Action item:
Give every entry again, word for word.

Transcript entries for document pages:
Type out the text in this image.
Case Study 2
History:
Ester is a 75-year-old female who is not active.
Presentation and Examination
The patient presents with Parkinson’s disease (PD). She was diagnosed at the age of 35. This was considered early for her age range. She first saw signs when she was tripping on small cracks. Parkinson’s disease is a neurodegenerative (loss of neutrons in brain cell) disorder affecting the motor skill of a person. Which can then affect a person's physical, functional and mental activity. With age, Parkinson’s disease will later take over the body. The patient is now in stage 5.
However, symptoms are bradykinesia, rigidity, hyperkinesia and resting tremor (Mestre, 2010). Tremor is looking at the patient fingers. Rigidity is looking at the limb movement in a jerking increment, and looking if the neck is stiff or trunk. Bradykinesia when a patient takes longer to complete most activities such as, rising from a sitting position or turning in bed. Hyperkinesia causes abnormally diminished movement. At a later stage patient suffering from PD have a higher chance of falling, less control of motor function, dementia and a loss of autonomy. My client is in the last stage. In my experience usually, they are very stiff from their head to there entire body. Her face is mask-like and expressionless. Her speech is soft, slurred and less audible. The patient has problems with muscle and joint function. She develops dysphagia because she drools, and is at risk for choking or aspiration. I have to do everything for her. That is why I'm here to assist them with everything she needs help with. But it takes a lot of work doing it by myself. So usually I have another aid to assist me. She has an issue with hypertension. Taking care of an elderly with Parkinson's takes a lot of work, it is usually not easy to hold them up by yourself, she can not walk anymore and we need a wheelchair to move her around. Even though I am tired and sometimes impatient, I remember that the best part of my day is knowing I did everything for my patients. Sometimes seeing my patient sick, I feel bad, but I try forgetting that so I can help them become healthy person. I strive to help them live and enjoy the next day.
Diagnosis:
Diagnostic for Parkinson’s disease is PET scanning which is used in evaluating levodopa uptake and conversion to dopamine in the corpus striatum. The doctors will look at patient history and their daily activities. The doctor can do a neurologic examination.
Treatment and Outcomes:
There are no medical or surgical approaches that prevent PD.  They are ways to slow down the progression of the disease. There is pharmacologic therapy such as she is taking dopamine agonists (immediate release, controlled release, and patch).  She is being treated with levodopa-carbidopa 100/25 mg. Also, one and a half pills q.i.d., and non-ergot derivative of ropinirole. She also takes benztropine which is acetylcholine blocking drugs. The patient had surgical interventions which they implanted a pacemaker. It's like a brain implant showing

Solution to this exercise:
Type out the text in this image.
Case Study 2
History:
Ester is a 75-year-old female who is not active.
Presentation and Examination
The patient presents with Parkinson’s disease (PD). She was diagnosed at the age of 35. This was considered early for her age range. She first saw signs when she was tripping on small cracks. Parkinson’s disease is a neurodegenerative (loss of neutrons in brain cell) disorder affecting the motor skill of a person. Which can then affect a person's physical, functional and mental activity. With age, Parkinson’s disease will later take over the body. The patient is now in stage 5.
However, symptoms are bradykinesia, rigidity, hyperkinesia and resting tremor (Mestre, 2010). Tremor is looking at the patient fingers. Rigidity is looking at the limb movement in a jerking increment, and looking if the neck is stiff or trunk. Bradykinesia when a patient takes longer to complete most activities such as, rising from a sitting position or turning in bed. Hyperkinesia causes abnormally diminished movement. At a later stage patient suffering from PD have a higher chance of falling, less control of motor function, dementia and a loss of autonomy. My client is in the last stage. In my experience usually, they are very stiff from their head to there entire body. Her face is mask-like and expressionless. Her speech is soft, slurred and less audible. The patient has problems with muscle and joint function. She develops dysphagia because she drools, and is at risk for choking or aspiration. I have to do everything for her. That is why I'm here to assist them with everything she needs help with. But it takes a lot of work doing it by myself. So usually I have another aid to assist me. She has an issue with hypertension. Taking care of an elderly with Parkinson's takes a lot of work, it is usually not easy to hold them up by yourself, she can not walk anymore and we need a wheelchair to move her around. Even though I am tired and sometimes impatient, I remember that the best part of my day is knowing I did everything for my patients. Sometimes seeing my patient sick, I feel bad, but I try forgetting that so I can help them become healthy person. I strive to help them live and enjoy the next day.
Diagnosis:
Diagnostic for Parkinson’s disease is PET scanning which is used in evaluating levodopa uptake and conversion to dopamine in the corpus striatum. The doctors will look at patient history and their daily activities. The doctor can do a neurologic examination.
Treatment and Outcomes:
There are no medical or surgical approaches that prevent PD.  They are ways to slow down the progression of the disease. There is pharmacologic therapy such as she is taking dopamine agonists (immediate release, controlled release, and patch).  She is being treated with levodopa-carbidopa 100/25 mg. Also, one and a half pills q.i.d., and non-ergot derivative of ropinirole. She also takes benztropine which is acetylcholine blocking drugs. The patient had surgical interventions which they implanted a pacemaker. It's like a brain implant showing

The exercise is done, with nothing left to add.